= TASK =
Collect every line in the records below that contains the word "fired".

── GIVEN RECORDS ──

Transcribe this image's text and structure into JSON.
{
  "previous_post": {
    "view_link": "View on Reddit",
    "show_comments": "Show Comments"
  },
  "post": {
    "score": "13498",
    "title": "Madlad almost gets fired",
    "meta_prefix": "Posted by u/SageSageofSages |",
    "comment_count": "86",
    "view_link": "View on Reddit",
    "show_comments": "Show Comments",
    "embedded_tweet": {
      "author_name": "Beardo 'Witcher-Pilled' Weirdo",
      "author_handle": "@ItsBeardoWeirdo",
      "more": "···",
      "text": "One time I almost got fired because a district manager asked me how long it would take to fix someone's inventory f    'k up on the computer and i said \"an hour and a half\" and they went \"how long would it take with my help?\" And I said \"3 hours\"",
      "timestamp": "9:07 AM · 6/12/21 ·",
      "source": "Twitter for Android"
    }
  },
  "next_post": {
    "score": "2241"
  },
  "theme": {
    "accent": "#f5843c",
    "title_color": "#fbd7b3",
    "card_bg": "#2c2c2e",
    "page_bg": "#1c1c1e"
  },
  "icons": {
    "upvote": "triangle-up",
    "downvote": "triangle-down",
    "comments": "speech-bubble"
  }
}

───

= FULL ANSWER =
    "title": "Madlad almost gets fired",
      "text": "One time I almost got fired because a district manager asked me how long it would take to fix someone's inventory f    'k up on the computer and i said \"an hour and a half\" and they went \"how long would it take with my help?\" And I said \"3 hours\"",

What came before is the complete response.